What the task asks: Go through the entries below, tally each line that has the word "follow", and give only the total.

Input records:
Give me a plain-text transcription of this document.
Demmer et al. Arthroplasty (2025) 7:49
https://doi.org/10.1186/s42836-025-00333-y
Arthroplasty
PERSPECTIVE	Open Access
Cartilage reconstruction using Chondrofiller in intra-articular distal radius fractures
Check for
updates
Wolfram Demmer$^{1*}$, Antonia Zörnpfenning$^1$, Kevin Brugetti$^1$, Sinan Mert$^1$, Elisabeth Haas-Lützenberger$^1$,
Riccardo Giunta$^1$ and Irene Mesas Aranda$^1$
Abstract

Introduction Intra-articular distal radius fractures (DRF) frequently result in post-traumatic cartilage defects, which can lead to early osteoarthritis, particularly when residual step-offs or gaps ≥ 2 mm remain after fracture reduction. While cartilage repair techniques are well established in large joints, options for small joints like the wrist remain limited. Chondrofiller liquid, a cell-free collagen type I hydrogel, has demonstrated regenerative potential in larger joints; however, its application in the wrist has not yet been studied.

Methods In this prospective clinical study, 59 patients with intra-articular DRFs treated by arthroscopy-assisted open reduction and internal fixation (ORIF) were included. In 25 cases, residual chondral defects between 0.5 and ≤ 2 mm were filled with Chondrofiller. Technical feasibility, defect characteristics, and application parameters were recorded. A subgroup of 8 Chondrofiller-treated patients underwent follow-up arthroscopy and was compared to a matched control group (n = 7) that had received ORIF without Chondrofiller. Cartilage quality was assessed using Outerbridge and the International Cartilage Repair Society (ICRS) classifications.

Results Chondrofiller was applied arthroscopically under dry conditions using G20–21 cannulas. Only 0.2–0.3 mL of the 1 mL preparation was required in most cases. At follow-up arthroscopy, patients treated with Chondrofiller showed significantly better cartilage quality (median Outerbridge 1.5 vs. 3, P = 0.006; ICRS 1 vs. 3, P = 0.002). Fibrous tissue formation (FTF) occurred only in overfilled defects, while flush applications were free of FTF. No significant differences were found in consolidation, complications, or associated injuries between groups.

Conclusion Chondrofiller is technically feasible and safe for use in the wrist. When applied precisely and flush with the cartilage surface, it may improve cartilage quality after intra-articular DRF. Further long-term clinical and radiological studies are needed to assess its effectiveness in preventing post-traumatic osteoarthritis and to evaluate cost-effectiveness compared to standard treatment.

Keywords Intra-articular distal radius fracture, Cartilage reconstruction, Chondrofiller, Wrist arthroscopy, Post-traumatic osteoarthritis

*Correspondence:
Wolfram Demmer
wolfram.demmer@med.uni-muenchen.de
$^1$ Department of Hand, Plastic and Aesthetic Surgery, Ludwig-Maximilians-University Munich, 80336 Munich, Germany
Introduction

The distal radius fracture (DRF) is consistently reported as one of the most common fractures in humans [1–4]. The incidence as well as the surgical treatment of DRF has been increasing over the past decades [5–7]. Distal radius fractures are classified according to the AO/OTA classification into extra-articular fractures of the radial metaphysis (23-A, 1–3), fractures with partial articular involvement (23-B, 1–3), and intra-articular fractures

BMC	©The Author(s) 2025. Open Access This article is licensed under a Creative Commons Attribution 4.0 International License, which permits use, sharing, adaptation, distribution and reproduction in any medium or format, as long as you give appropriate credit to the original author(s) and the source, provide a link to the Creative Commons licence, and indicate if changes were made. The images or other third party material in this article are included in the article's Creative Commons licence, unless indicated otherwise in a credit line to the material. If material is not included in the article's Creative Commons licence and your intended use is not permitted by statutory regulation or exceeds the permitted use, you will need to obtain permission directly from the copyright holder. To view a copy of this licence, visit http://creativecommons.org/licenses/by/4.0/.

Written answer: 2